跟踪系统调用

当想知道一个进程在做什么事情的时候,可以通过strace命令跟踪一个进程的所有系统调用。

1、运行 php start.php status 能看到workerman相关进程的信息 如下:

  1. Hello admin
  2. ---------------------------------------GLOBAL STATUS--------------------------------------------
  3. WorkerMan version:3.0.1
  4. start time:2014-08-12 17:42:04 run 0 days 1 hours
  5. load average: 3.34, 3.59, 3.67
  6. 1 users 8 workers 14 processes
  7. worker_name exit_status exit_count
  8. BusinessWorker 0 0
  9. ChatWeb 0 0
  10. FileMonitor 0 0
  11. Gateway 0 0
  12. Monitor 0 0
  13. StatisticProvider 0 0
  14. StatisticWeb 0 0
  15. StatisticWorker 0 0
  16. ---------------------------------------PROCESS STATUS-------------------------------------------
  17. pid memory listening timestamp worker_name total_request packet_err thunder_herd client_close send_fail throw_exception suc/total
  18. 10352 1.5M tcp://0.0.0.0:55151 1407836524 ChatWeb 12 0 0 2 0 0 100%
  19. 10354 1.25M tcp://0.0.0.0:7272 1407836524 Gateway 3 0 0 0 0 0 100%
  20. 10355 1.25M tcp://0.0.0.0:7272 1407836524 Gateway 0 0 1 0 0 0 100%
  21. 10365 1.25M tcp://0.0.0.0:55757 1407836524 StatisticWeb 0 0 0 0 0 0 100%
  22. 10358 1.25M tcp://0.0.0.0:7272 1407836524 Gateway 3 0 2 0 0 0 100%
  23. 10364 1.25M tcp://0.0.0.0:55858 1407836524 StatisticProvider 0 0 0 0 0 0 100%
  24. 10356 1.25M tcp://0.0.0.0:7272 1407836524 Gateway 3 0 2 0 0 0 100%
  25. 10366 1.25M udp://0.0.0.0:55656 1407836524 StatisticWorker 55 0 0 0 0 0 100%
  26. 10349 1.25M tcp://127.0.0.1:7373 1407836524 BusinessWorker 5 0 0 0 0 0 100%
  27. 10350 1.25M tcp://127.0.0.1:7373 1407836524 BusinessWorker 0 0 0 0 0 0 100%
  28. 10351 1.5M tcp://127.0.0.1:7373 1407836524 BusinessWorker 5 0 0 0 0 0 100%
  29. 10348 1.25M tcp://127.0.0.1:7373 1407836524 BusinessWorker 2 0 0 0 0 0 100%

2、例如我们想知道pid为10354的gateway进程在做什么,则可以运行命令 strace -p 10354 (可能需要root权限) 类似如下:

  1. sudo strace -p 10354
  2. Process 10354 attached - interrupt to quit
  3. clock_gettime(CLOCK_MONOTONIC, {118627, 242986712}) = 0
  4. gettimeofday({1407840609, 102439}, NULL) = 0
  5. epoll_wait(3, 985f4f0, 32, -1) = -1 EINTR (Interrupted system call)

源数据:
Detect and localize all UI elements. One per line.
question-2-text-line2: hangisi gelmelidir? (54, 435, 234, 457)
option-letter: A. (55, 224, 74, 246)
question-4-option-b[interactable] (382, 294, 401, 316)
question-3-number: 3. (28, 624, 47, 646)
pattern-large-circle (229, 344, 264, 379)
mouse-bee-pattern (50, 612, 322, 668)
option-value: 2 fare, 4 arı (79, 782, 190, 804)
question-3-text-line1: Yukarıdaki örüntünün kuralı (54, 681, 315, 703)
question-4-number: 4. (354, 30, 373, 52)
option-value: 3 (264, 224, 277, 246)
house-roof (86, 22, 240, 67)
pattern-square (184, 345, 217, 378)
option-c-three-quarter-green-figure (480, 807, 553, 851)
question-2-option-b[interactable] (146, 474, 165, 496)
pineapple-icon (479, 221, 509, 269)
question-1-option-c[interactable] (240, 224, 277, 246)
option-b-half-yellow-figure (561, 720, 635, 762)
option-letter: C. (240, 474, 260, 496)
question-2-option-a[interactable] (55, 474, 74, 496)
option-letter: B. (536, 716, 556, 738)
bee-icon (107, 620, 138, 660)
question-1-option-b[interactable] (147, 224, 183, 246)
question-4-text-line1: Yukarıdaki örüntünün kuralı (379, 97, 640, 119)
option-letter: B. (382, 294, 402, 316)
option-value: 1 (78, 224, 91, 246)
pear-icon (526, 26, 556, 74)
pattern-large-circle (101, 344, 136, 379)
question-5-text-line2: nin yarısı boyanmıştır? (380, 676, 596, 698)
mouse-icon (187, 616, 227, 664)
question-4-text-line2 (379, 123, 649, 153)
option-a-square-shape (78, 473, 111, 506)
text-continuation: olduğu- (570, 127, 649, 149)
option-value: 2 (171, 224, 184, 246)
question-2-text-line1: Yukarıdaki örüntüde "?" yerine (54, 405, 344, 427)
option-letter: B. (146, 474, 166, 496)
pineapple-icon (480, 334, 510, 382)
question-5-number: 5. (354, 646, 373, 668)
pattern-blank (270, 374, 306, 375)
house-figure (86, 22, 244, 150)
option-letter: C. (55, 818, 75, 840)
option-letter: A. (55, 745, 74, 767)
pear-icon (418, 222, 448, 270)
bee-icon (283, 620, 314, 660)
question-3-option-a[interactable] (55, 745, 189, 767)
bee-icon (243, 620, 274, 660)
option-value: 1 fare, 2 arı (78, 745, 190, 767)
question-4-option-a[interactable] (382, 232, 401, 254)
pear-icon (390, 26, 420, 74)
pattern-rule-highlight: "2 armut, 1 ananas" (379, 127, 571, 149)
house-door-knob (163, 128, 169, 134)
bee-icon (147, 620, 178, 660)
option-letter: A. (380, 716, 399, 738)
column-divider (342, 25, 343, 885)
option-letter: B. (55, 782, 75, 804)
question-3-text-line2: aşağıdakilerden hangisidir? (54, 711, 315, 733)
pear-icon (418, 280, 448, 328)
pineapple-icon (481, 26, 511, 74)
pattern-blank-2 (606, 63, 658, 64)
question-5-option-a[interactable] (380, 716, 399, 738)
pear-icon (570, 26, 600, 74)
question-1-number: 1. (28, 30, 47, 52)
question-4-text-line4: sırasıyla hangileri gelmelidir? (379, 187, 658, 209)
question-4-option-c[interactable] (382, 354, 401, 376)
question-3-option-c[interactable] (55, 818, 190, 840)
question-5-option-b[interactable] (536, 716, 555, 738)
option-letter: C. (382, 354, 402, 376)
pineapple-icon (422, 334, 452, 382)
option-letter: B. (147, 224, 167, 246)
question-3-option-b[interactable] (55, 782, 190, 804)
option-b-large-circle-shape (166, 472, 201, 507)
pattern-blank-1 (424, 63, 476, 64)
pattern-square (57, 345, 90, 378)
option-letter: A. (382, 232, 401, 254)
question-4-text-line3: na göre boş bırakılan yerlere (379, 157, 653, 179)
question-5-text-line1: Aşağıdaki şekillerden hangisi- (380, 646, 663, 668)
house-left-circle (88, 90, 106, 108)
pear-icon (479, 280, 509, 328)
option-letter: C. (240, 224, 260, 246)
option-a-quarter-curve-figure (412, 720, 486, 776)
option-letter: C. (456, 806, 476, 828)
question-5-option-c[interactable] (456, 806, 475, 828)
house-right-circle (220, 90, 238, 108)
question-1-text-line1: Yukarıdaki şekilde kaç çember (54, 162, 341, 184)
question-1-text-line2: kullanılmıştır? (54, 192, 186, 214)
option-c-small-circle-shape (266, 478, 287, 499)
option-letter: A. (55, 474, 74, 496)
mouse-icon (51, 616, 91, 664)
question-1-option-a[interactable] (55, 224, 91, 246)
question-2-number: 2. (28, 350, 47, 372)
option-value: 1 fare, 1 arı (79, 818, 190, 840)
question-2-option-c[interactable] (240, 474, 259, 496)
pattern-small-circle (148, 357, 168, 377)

待答问题:
1. 判断下列说法是否符合关于跟踪系统调用的文字,逐条回答是或否,并原样引用文中起决定作用的字句:(a) 用 strace 跟踪进程可能需要 root 权限;(b) 状态信息显示的 WorkerMan 版本为 3.0.1;(c) pid 为 10354 的进程是 BusinessWorker 进程。
2. 从关于跟踪系统调用的文字停下的地方接着写下去。
上述记录出自另一来源。

任务结果:
1.
(a) 是。"(可能需要root权限)"
(b) 是。"WorkerMan version:3.0.1"
(c) 否。"pid为10354的gateway进程"

2.
  6. --- SIGUSR2 (User defined signal 2) @ 0 (0) ---
  7. send(7, "\f", 1, 0) = 1
  8. sigreturn() = ? (mask now [])
  9. clock_gettime(CLOCK_MONOTONIC, {118627, 699623319}) = 0
  10. gettimeofday({1407840609, 559092}, NULL) = 0
  11. epoll_wait(3, {{EPOLLIN, {u32=9, u64=9}}}, 32, -1) = 1
  12. clock_gettime(CLOCK_MONOTONIC, {118627, 699810499}) = 0
  13. gettimeofday({1407840609, 559277}, NULL) = 0
  14. recv(9, "\f", 1024, 0) = 1
  15. recv(9, 0xb60b4880, 1024, 0) = -1 EAGAIN (Resource temporarily unavailable)
  16. epoll_wait(3, 985f4f0, 32, -1) = -1 EINTR (Interrupted system call)
  17. --- SIGUSR2 (User defined signal 2) @ 0 (0) ---
  18. send(7, "\f", 1, 0) = 1
  19. sigreturn() = ? (mask now [])
  20. clock_gettime(CLOCK_MONOTONIC, {118628, 699497204}) = 0
  21. gettimeofday({1407840610, 558937}, NULL) = 0
  22. epoll_wait(3, {{EPOLLIN, {u32=9, u64=9}}}, 32, -1) = 1
  23. clock_gettime(CLOCK_MONOTONIC, {118628, 699588603}) = 0
  24. gettimeofday({1407840610, 559023}, NULL) = 0
  25. recv(9, "\f", 1024, 0) = 1
  26. recv(9, 0xb60b4880, 1024, 0) = -1 EAGAIN (Resource temporarily unavailable)
  27. epoll_wait(3, 985f4f0, 32, -1) = -1 EINTR (Interrupted system call)
  28. --- SIGUSR2 (User defined signal 2) @ 0 (0) ---
  29. send(7, "\f", 1, 0) = 1
  30. sigreturn() = ? (mask now [])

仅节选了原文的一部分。